Piacenza, 1515 – Pisa, 1564
Lodovico Domenichi

Born in Piacenza in 1515, after the usual training in grammar, rhetoric and classical studies, he specialized in the law. However, he soon showed his interest in literature, and his inclination strengthened during the two years in which he participated in the Academia degli Ortolani, which he founded with Lodovico Doni in 1543.

After having abandoned his practice of the law, he left Piacenza to move to Venice where he turned his passion into a career: here he began working as a polygraph (“poligrafo”). He served as editor and translator for Gabriele Giolito in Venice from 1543 to 1546. Giolito published Domenichi’s collection of poems in 1544 and they collaborated in the editing of the first book of the Rime diverse series of verse anthologies, which made the fortune of La Fenice. At Giolito’s, he discovered new talents and he wrote the preface to the Rime of the rising star Laura Terracina. He entered Italy’s querelle de femmes quite early, by plagiarizing Cornelius Agrippa’s treatise on women in his La nobiltà delle donne (1549).

Domenichi then moved from Venice to Florence, where he collaborated in the new publishing house set up by Doni, the failure of which marked the end of their working relationship, accompanied by a flurry of polemical writings In Florence, he then worked for the ducal printer Lorenzo Torrentino and the I Giunti publishing house.

* * * * * * * * *

TO-DO LIST:
1. According to the Domenichi biography, in what year and with whom did he found the Academia degli Ortolani?
2. List every city named in the biography of Lodovico Domenichi.
3. Write the next part of the Domenichi biography, starting after its final sentence.

* * * * * * * * *

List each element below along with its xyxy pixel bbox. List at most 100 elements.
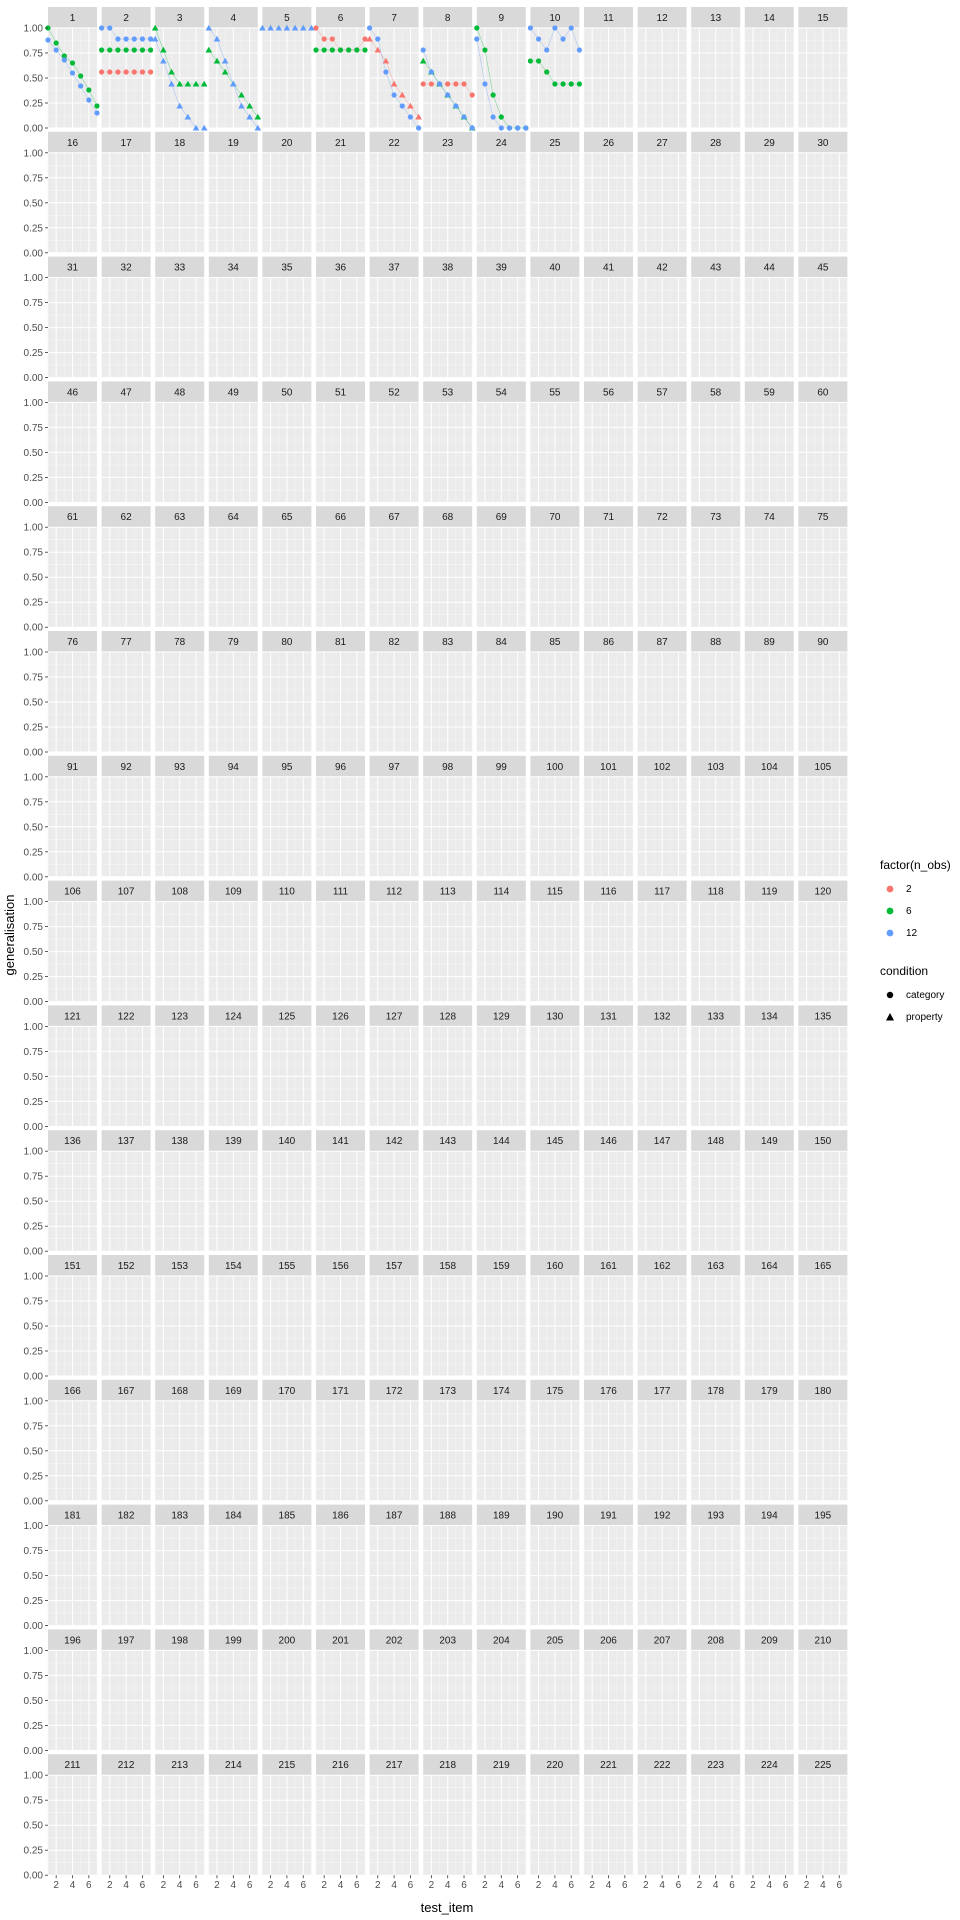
facet-strip-label: 43 [710,263,722,274]
x-tick-label: 6 [247,1880,253,1891]
facet-strip-label: 8 [445,13,451,24]
facet-panel: 182 [101,1504,151,1627]
facet-strip [208,1379,258,1401]
facet-strip [262,1629,312,1651]
facet-panel: 22 [369,131,419,254]
y-tick-label: 1.00 [24,1771,44,1782]
y-tick-label: 1.00 [24,148,44,159]
facet-panel: 97 [369,755,419,878]
facet-strip-label: 139 [225,1136,242,1147]
data-point-triangle [283,24,291,31]
y-tick-label: 0.50 [24,947,44,958]
facet-strip [798,755,848,777]
facet-panel: 208 [690,1629,741,1751]
y-tick-label: 1.00 [24,1396,44,1407]
facet-strip [155,1255,205,1276]
facet-strip-label: 95 [281,762,293,773]
facet-strip [530,1754,580,1776]
facet-panel: 146 [583,1130,634,1252]
facet-strip-label: 161 [600,1261,617,1272]
facet-panel: 48 [154,381,205,503]
facet-strip-label: 164 [761,1261,778,1272]
facet-strip [744,1629,794,1651]
facet-panel: 180 [798,1379,848,1502]
facet-panel: 194 [744,1504,795,1627]
facet-strip [262,755,312,777]
data-point-circle [53,40,59,46]
facet-strip-label: 27 [657,138,669,149]
facet-panel: 136 0.00 0.25 0.50 0.75 1.00 [24,1130,98,1258]
y-tick-label: 1.00 [24,1521,44,1532]
facet-panel: 213 2 4 6 [154,1754,205,1891]
y-tick-label: 0.25 [24,348,44,359]
facet-strip-label: 119 [761,887,777,898]
facet-panel: 103 [690,755,741,878]
data-point-circle [131,36,137,42]
facet-strip [155,131,205,153]
facet-strip-label: 202 [386,1635,403,1646]
facet-strip-label: 52 [389,387,401,398]
facet-panel: 39 [476,256,527,379]
data-point-triangle [151,24,159,31]
data-point-triangle [168,68,175,75]
data-point-circle [313,47,319,53]
facet-strip-label: 54 [496,387,508,398]
facet-panel: 200 [262,1629,312,1751]
facet-strip-label: 180 [815,1386,832,1397]
facet-strip [584,755,633,777]
facet-strip [316,381,365,403]
facet-strip [691,631,741,652]
y-tick-label: 0.25 [24,1222,44,1233]
y-tick-label: 0.50 [24,1571,44,1582]
facet-strip-label: 199 [225,1635,242,1646]
data-point-circle [375,36,381,42]
data-point-triangle [200,80,208,87]
facet-strip [101,755,151,777]
facet-panel: 44 [744,256,795,379]
facet-strip-label: 96 [335,762,347,773]
facet-strip-label: 129 [493,1011,510,1022]
facet-strip-label: 184 [225,1511,242,1522]
facet-panel: 26 [583,131,634,254]
x-tick-label: 6 [729,1880,735,1891]
facet-strip-label: 213 [171,1760,188,1771]
facet-panel: 5 [259,7,315,129]
facet-strip-label: 67 [389,512,401,523]
x-tick-label: 2 [750,1880,756,1891]
facet-panel: 28 [690,131,741,254]
facet-strip [637,1379,687,1401]
facet-strip-label: 84 [496,637,508,648]
legend-item-n-obs-6: 6 [880,900,960,922]
facet-strip-label: 185 [279,1511,296,1522]
facet-panel: 68 [422,506,473,628]
facet-strip-label: 49 [228,387,240,398]
facet-strip [691,1504,741,1526]
facet-strip-label: 145 [547,1136,564,1147]
facet-panel: 85 [530,631,580,753]
data-point-circle [568,25,574,31]
facet-panel: 106 0.00 0.25 0.50 0.75 1.00 [24,880,98,1008]
data-point-circle [123,47,129,53]
x-tick-label: 2 [214,1880,220,1891]
facet-strip-label: 136 [64,1136,81,1147]
facet-strip-label: 39 [496,263,508,274]
y-tick-label: 0.00 [24,623,44,634]
facet-strip-label: 20 [281,138,293,149]
facet-panel: 143 [422,1130,473,1252]
y-tick-label: 1.00 [24,1646,44,1657]
facet-strip-label: 81 [335,637,347,648]
x-tick-label: 6 [622,1880,628,1891]
facet-strip [584,1130,633,1152]
facet-strip [423,381,473,403]
data-point-circle [107,25,113,31]
facet-strip-label: 148 [707,1136,724,1147]
facet-panel: 157 [369,1255,419,1377]
facet-strip [584,880,633,902]
facet-strip-label: 47 [121,387,133,398]
facet-strip [208,1504,258,1526]
facet-panel: 8 [419,7,476,131]
facet-strip [476,7,526,28]
x-tick-label: 4 [552,1880,558,1891]
facet-strip-label: 68 [442,512,454,523]
facet-panel: 84 [476,631,527,753]
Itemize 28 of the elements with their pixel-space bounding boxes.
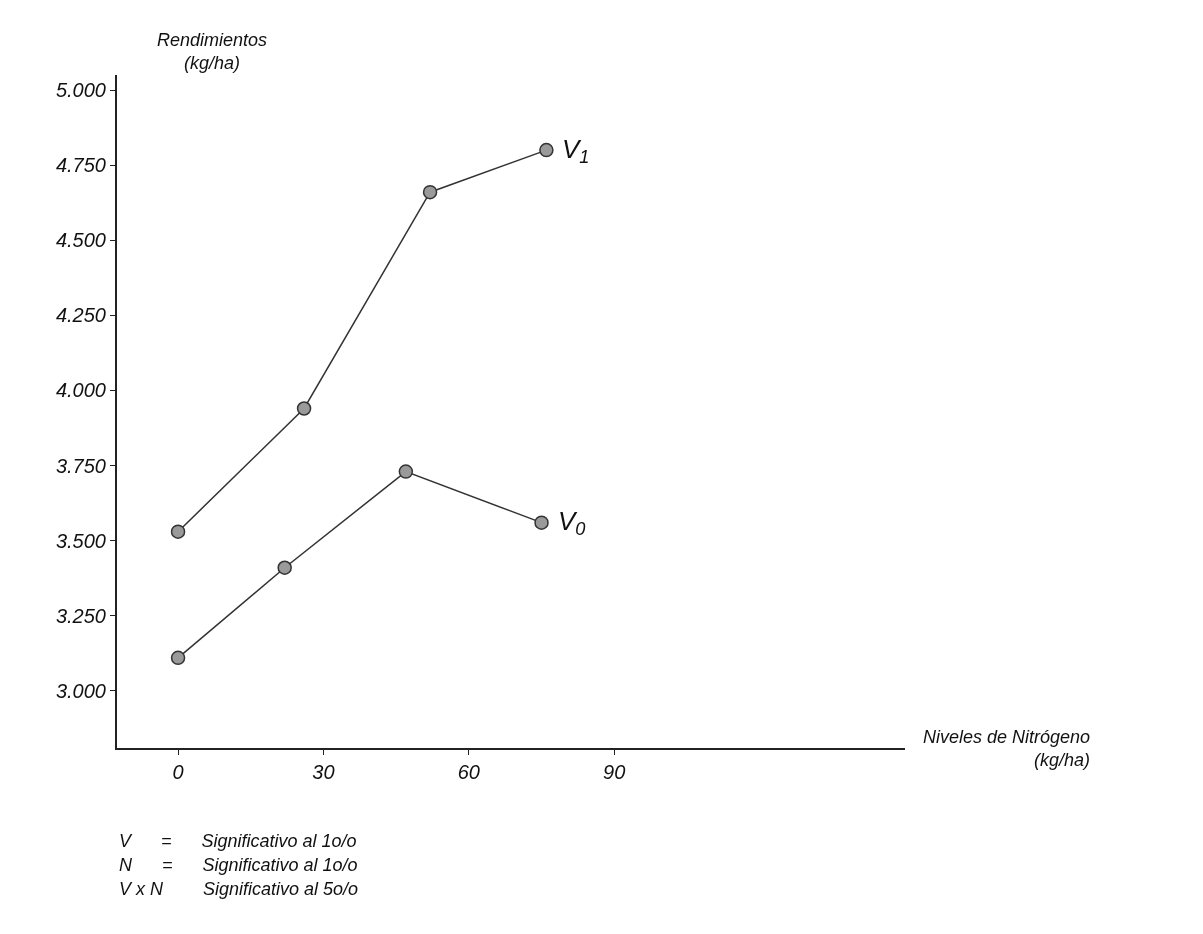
point: [277, 560, 292, 575]
x-tick-label: 0: [172, 761, 184, 783]
y-axis-title: Rendimientos (kg/ha): [157, 30, 268, 74]
point: [422, 184, 438, 200]
point: [170, 524, 186, 539]
y-tick-label: 4.000: [55, 379, 106, 402]
text: V x N Significativo al 5o/o: [119, 879, 359, 899]
y-tick-label: 3.000: [55, 679, 106, 702]
point: [170, 650, 186, 666]
y-tick-label: 4.750: [55, 154, 106, 177]
y-tick-label: 3.250: [55, 604, 106, 627]
y-tick-label: 4.250: [55, 304, 106, 327]
x-tick-label: 90: [603, 761, 626, 783]
series-label: V$_{1}$: [562, 134, 590, 168]
point: [296, 401, 312, 416]
series-label: V$_{0}$: [558, 506, 586, 540]
text: V = Significativo al 1o/o: [119, 831, 357, 851]
x-tick-label: 60: [457, 761, 480, 783]
y-tick-label: 5.000: [55, 79, 106, 102]
y-tick-label: 3.500: [55, 529, 106, 552]
x-tick-label: 30: [312, 761, 335, 783]
x-axis-title: Niveles de Nitrógeno (kg/ha): [923, 727, 1091, 771]
y-tick-label: 3.750: [55, 454, 106, 477]
point: [398, 464, 414, 479]
point: [534, 515, 549, 530]
point: [539, 142, 554, 158]
text: N = Significativo al 1o/o: [119, 855, 358, 875]
y-tick-label: 4.500: [55, 229, 106, 252]
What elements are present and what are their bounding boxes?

* * * * * * * * *

ANSWERS PER TASK:
1. He founded it in 1543 with Lodovico Doni.

2. Piacenza, Pisa, Venice, Florence

3.
His heterodox interests, that were already in evidence at the start of his career, got him in trouble at times. For his translation of Jean Calvin’s Nicodemiana he was imprisoned in the fortress of Pisa in 1552. The same year, however, he was released thanks to the intervention of Renata of France, Duchess of Ferrara, a famous protector of protestants. In 1556, Domenichi began his collaboration with the editor and printer Vincenzo Busdraghi from the small Republic of Lucca. With Busdraghi, Domenichi published the collection of the Rime diverse d’alcune nobilissime et virtuosissime donne in 1559, the first anthology dedicated entirely to female poets, mostly noblewomen from different Italian regions. The anthology formed part of Domenichi’s contribution to the debate on women, focusing on their talent as evidence of excellence.

The Rime di donne is the last piece by Domenichi specifically addressing the querelle: he then moved, as the official historiographer of Cosimo I, into writing treatises on good conduct, hagiography and history. Nevertheless, in the last years of his life his standing among the favourites of Cosimo I declined and he died in Pisa in 1564.